◆ Instructions for the task ◆
Check each line of the entries below for the string "knowledge"; copy every line where it appears.

Stored records:
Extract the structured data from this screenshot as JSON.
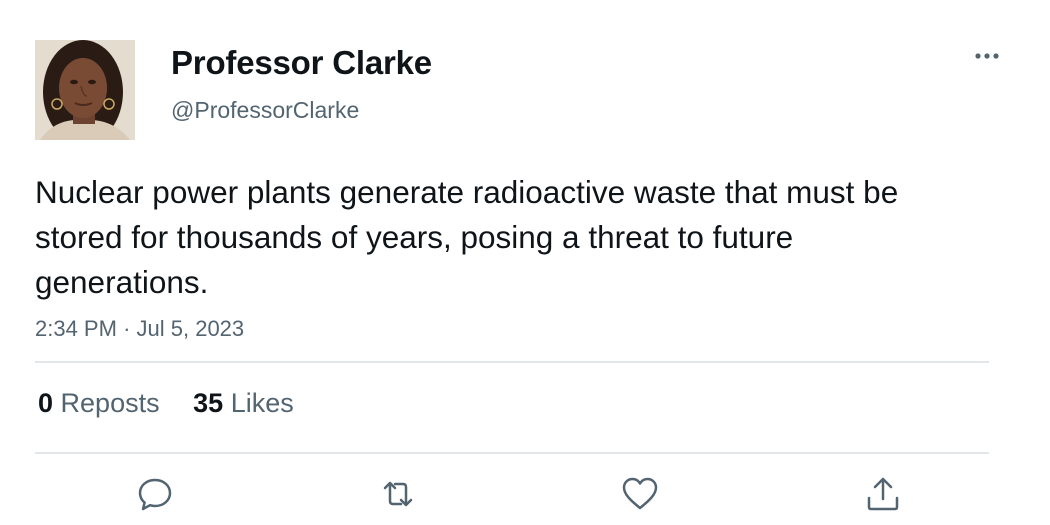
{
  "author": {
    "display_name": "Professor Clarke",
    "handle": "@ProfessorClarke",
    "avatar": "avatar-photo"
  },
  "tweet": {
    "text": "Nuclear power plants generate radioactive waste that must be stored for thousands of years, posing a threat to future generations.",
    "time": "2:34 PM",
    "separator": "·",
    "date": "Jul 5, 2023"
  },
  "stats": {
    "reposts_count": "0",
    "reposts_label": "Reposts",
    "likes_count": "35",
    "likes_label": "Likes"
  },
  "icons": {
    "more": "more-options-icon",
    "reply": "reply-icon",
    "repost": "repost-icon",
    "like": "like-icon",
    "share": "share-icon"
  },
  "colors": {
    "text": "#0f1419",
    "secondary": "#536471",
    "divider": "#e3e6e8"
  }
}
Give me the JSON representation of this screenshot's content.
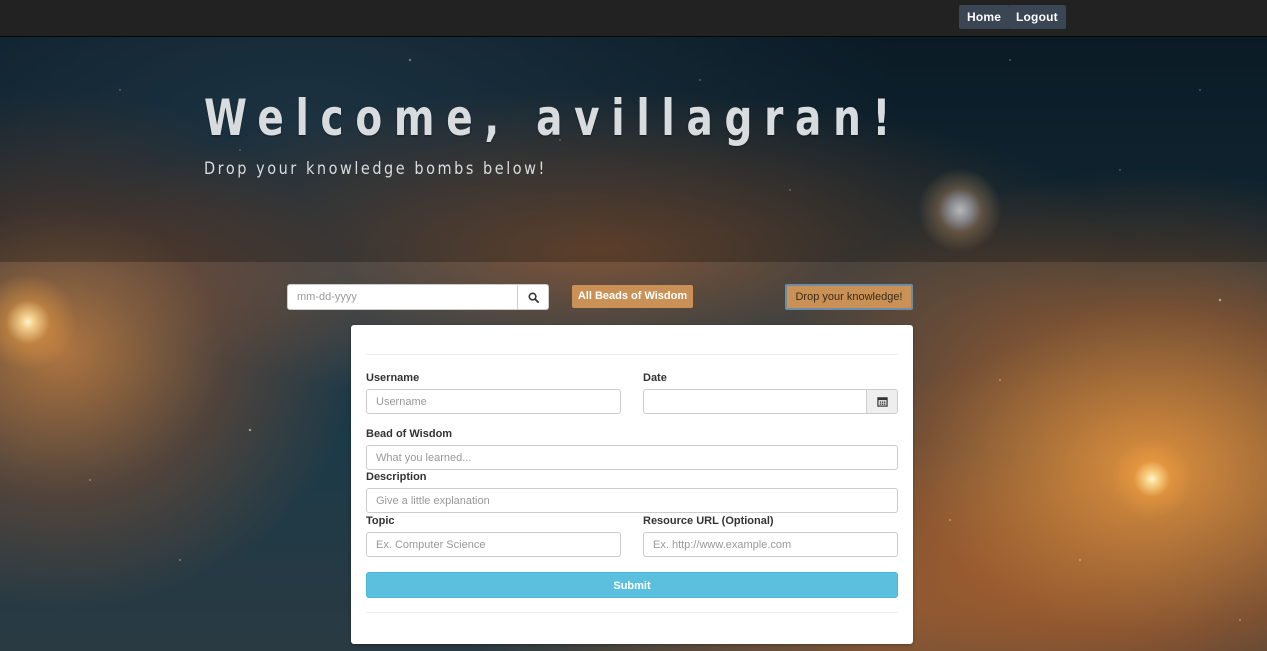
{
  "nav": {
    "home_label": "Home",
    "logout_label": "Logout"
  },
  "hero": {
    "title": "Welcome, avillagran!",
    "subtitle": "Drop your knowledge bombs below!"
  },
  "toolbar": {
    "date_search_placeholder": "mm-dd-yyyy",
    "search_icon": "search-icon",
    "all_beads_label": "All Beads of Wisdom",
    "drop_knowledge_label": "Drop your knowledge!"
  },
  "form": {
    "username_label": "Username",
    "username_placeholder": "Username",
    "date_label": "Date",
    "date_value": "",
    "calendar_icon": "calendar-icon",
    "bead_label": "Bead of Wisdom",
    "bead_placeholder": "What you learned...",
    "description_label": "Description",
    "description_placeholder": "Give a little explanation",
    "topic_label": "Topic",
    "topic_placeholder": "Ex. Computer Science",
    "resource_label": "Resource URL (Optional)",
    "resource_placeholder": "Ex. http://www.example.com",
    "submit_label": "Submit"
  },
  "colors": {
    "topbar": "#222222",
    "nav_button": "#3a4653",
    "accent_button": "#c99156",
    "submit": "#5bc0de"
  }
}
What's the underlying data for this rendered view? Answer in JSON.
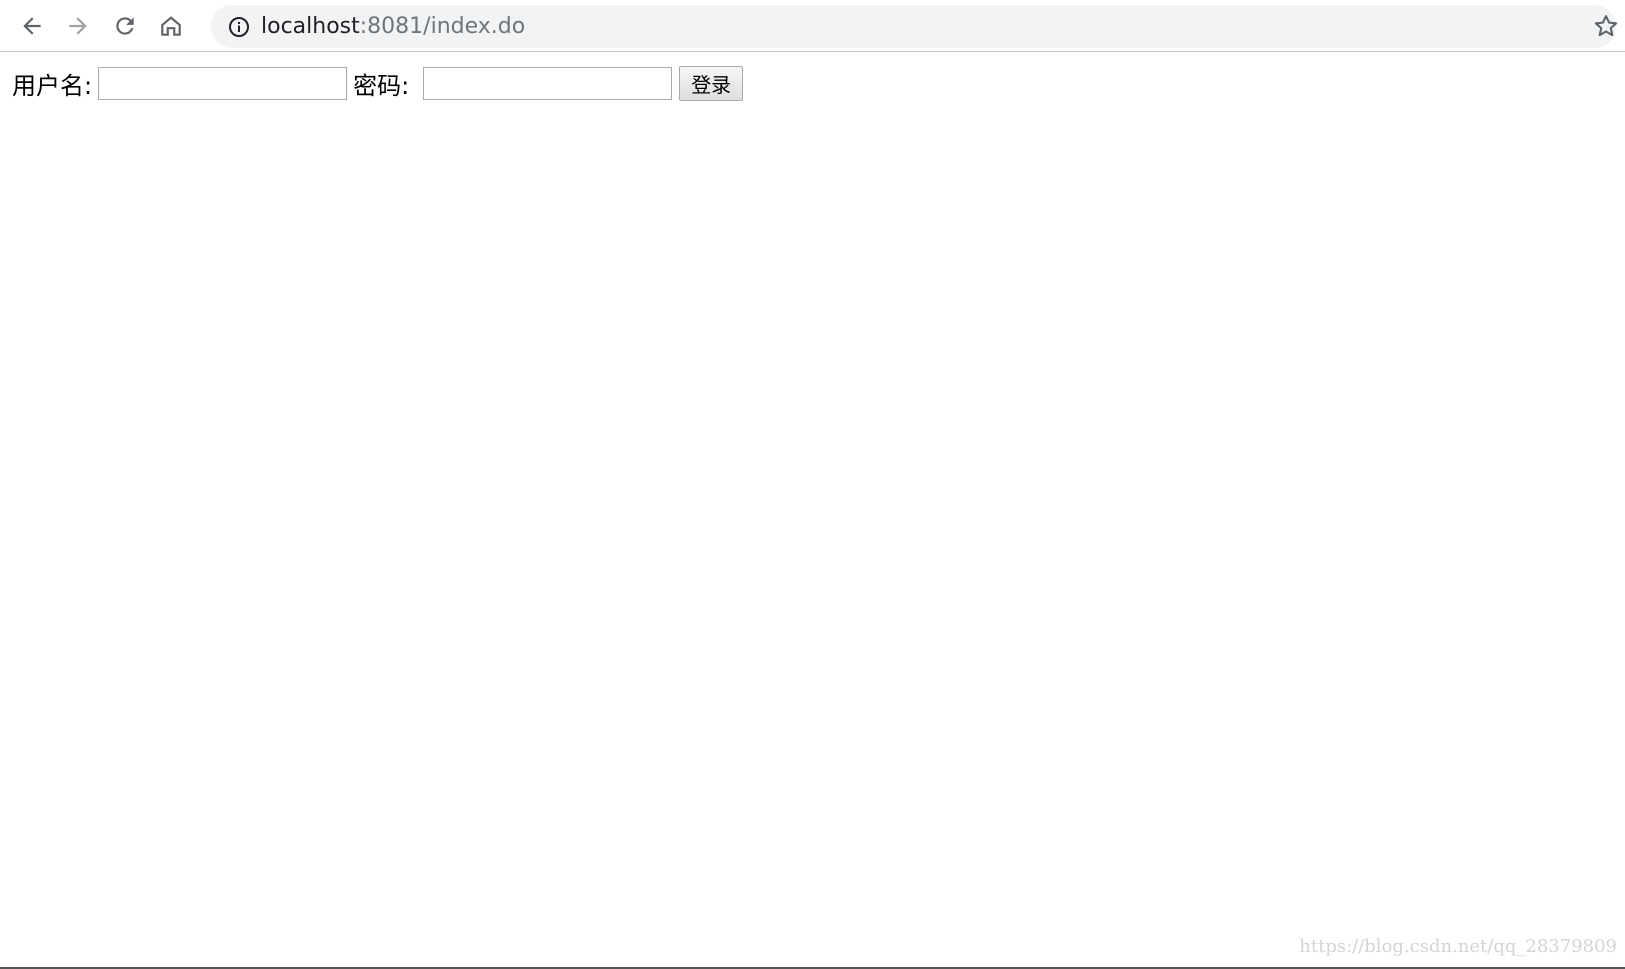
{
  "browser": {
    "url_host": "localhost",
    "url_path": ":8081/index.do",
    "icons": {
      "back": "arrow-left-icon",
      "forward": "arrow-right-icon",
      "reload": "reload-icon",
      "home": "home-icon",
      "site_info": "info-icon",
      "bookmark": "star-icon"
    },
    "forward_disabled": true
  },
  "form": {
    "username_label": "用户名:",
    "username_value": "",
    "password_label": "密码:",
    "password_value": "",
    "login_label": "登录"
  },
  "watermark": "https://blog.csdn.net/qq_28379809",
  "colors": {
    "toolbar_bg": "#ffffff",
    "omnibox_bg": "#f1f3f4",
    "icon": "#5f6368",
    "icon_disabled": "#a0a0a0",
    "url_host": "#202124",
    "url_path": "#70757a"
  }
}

◆ Task solution ◆
    "subtitle": "Drop your knowledge bombs below!"
    "drop_knowledge_label": "Drop your knowledge!"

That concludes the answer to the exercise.